● What to do
Quote the listing in full, exactly as given, minus any pictures.

● Raw records
....
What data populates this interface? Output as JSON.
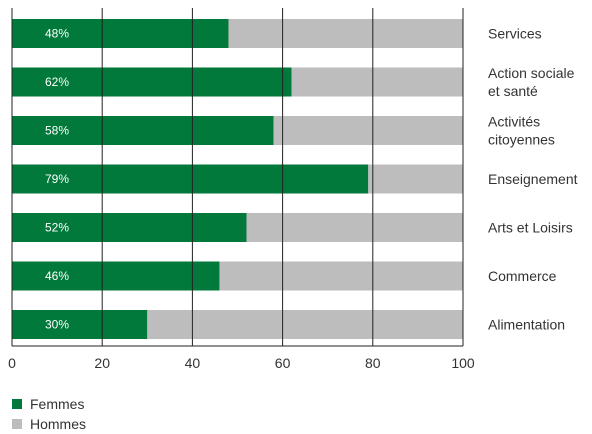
{
  "chart_data": {
    "type": "bar",
    "orientation": "horizontal",
    "stacked": true,
    "categories": [
      [
        "Services"
      ],
      [
        "Action sociale",
        "et santé"
      ],
      [
        "Activités",
        "citoyennes"
      ],
      [
        "Enseignement"
      ],
      [
        "Arts et Loisirs"
      ],
      [
        "Commerce"
      ],
      [
        "Alimentation"
      ]
    ],
    "series": [
      {
        "name": "Femmes",
        "color": "#00793a",
        "values": [
          48,
          62,
          58,
          79,
          52,
          46,
          30
        ]
      },
      {
        "name": "Hommes",
        "color": "#bdbdbd",
        "values": [
          52,
          38,
          42,
          21,
          48,
          54,
          70
        ]
      }
    ],
    "data_labels": [
      "48%",
      "62%",
      "58%",
      "79%",
      "52%",
      "46%",
      "30%"
    ],
    "xlim": [
      0,
      100
    ],
    "xticks": [
      0,
      20,
      40,
      60,
      80,
      100
    ],
    "grid": true,
    "legend_position": "bottom-left"
  }
}
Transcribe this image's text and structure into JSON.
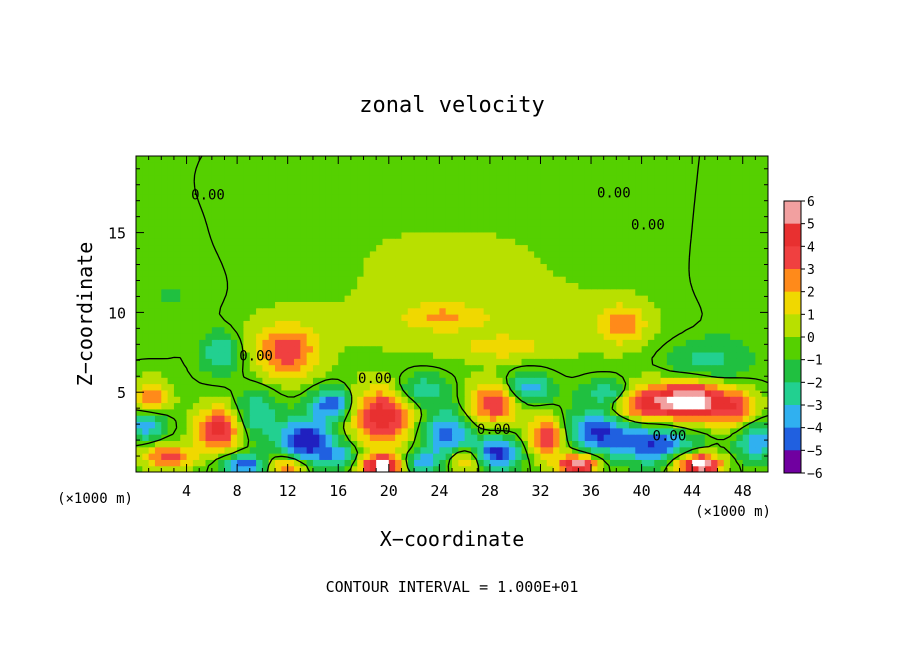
....
● Result below
What data populates this interface? Output as JSON.
{
  "chart_data": {
    "type": "bar",
    "orientation": "horizontal",
    "stacked": true,
    "categories": [
      [
        "Services"
      ],
      [
        "Action sociale",
        "et santé"
      ],
      [
        "Activités",
        "citoyennes"
      ],
      [
        "Enseignement"
      ],
      [
        "Arts et Loisirs"
      ],
      [
        "Commerce"
      ],
      [
        "Alimentation"
      ]
    ],
    "series": [
      {
        "name": "Femmes",
        "color": "#00793a",
        "values": [
          48,
          62,
          58,
          79,
          52,
          46,
          30
        ]
      },
      {
        "name": "Hommes",
        "color": "#bdbdbd",
        "values": [
          52,
          38,
          42,
          21,
          48,
          54,
          70
        ]
      }
    ],
    "data_labels": [
      "48%",
      "62%",
      "58%",
      "79%",
      "52%",
      "46%",
      "30%"
    ],
    "xlim": [
      0,
      100
    ],
    "xticks": [
      0,
      20,
      40,
      60,
      80,
      100
    ],
    "grid": true,
    "legend_position": "bottom-left"
  }
}
Transcribe this image's text and structure into JSON.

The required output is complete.